FIELD OF THE INVENTION
The present invention is related to a ball sport equipment, and more particularly to a ball-throwing machine.
BACKGROUND OF THE INVENTION
A ball-throwing machine serves to help a player in exercising a ball sport. A kind of conventional ball-throwing machine employs resilient force, for example, provided by leaf springs, to bound out a ball. Another kind of conventional ball-throwing machine includes two throwing wheels rotatable in reverse directions. Via the rotational energy of the throwing wheels, the ball is thrown out of the ball-throwing machine. The throwing wheels can be tilted to change the angle of the thrown ball.
US Publication No. 2006/0137672 discloses an oscillating ball throwing machine, which includes a yoke assembly having two ball-throwing wheels. A first linkage is connected with the yoke assembly and drivable by a first motor. A second linkage and a cam are connected with the yoke assembly and drivable by a second motor. The first linkage can be driven by the first motor to move the yoke assembly to a nominal ball-throwing angle. The second linkage and the cam can be driven by the second motor to periodically oscillate the yoke assembly within an angle range two-degree plus and minus the nominal angle. Accordingly, the ball can be thrown out within a four-degree range so that the path and destination of the ball can be changed.
In Publication No. 2006/0137672, for controlling and changing the angle of the thrown ball, two motors, two linkages and one cam are needed to drive the yoke assembly.
Moreover, when setting function of a conventional ball-throwing machine, the ball-throwing operation still goes on. Under such circumstance, the ball is likely to hit a user and make the user injured.
SUMMARY OF THE INVENTION
It is therefore a primary object of the present invention to provide a ball-throwing machine including a frame and a ball-throwing mechanism pivotally connected with the frame. Via only a motor and a linkage, the ball-throwing machine moves the ball-throwing mechanism to a ball-throwing angle and drives the ball-throwing mechanism to continuously swing up and down (vertically) to adjust and vary the ball-throwing angle.
It is a further object of the present invention to provide the above ball-throwing machine which further includes a circuit unit and an angle sensor. The circuit unit serves to move the ball-throwing mechanism to a necessary ball-throwing angle and drive the ball-throwing mechanism to continuously swing up and down so as to vary the destination of the thrown ball.

**EXERCISE TASK 1**:
Reproduce the part of the ball-throwing machine passage that opens with the words "Moreover, when setting" and closes with "the user injured.", keeping every word unchanged.
**EXERCISE TASK 2**:
Write out every line of the records below without any change.

**SUPPLIED RECORDS**:

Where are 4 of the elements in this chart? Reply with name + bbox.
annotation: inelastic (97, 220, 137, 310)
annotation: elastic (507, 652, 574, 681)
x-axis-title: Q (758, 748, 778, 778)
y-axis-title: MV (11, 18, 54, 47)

**WORKED ANSWER 1**:
Moreover, when setting function of a conventional ball-throwing machine, the ball-throwing operation still goes on. Under such circumstance, the ball is likely to hit a user and make the user injured.

**WORKED ANSWER 2**:
Where are 4 of the elements in this chart? Reply with name + bbox.
annotation: inelastic (97, 220, 137, 310)
annotation: elastic (507, 652, 574, 681)
x-axis-title: Q (758, 748, 778, 778)
y-axis-title: MV (11, 18, 54, 47)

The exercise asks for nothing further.